- Saved data entries
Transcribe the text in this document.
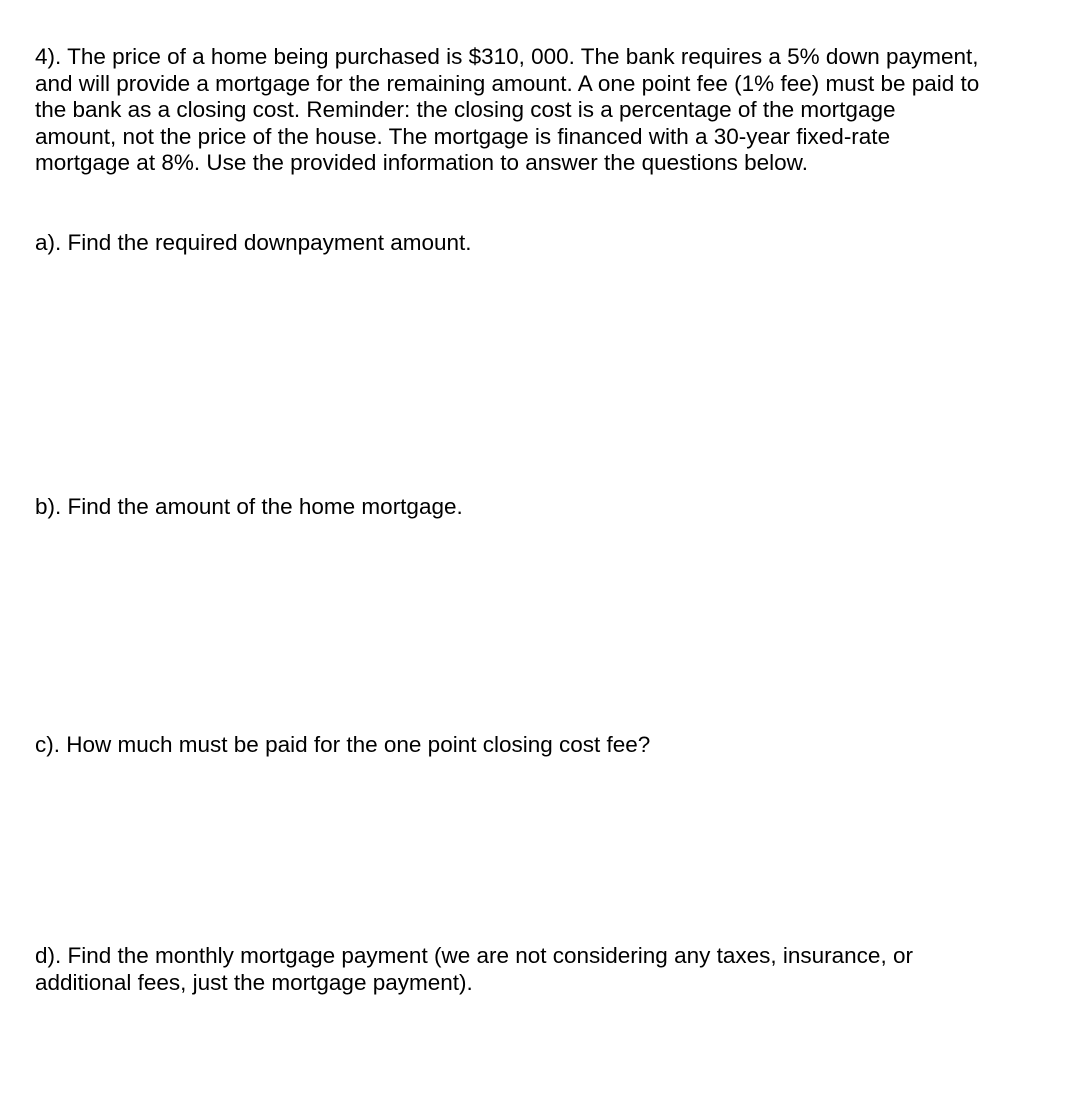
4). The price of a home being purchased is $310, 000. The bank requires a 5% down payment,
and will provide a mortgage for the remaining amount. A one point fee (1% fee) must be paid to
the bank as a closing cost. Reminder: the closing cost is a percentage of the mortgage
amount, not the price of the house. The mortgage is financed with a 30-year fixed-rate
mortgage at 8%. Use the provided information to answer the questions below.
a). Find the required downpayment amount.
b). Find the amount of the home mortgage.
c). How much must be paid for the one point closing cost fee?
d). Find the monthly mortgage payment (we are not considering any taxes, insurance, or
additional fees, just the mortgage payment).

- EXERCISE DETAILS
Go through the entries above and output them exactly, without pictures.

- THE SOLUTION
Transcribe the text in this document.
4). The price of a home being purchased is $310, 000. The bank requires a 5% down payment,
and will provide a mortgage for the remaining amount. A one point fee (1% fee) must be paid to
the bank as a closing cost. Reminder: the closing cost is a percentage of the mortgage
amount, not the price of the house. The mortgage is financed with a 30-year fixed-rate
mortgage at 8%. Use the provided information to answer the questions below.
a). Find the required downpayment amount.
b). Find the amount of the home mortgage.
c). How much must be paid for the one point closing cost fee?
d). Find the monthly mortgage payment (we are not considering any taxes, insurance, or
additional fees, just the mortgage payment).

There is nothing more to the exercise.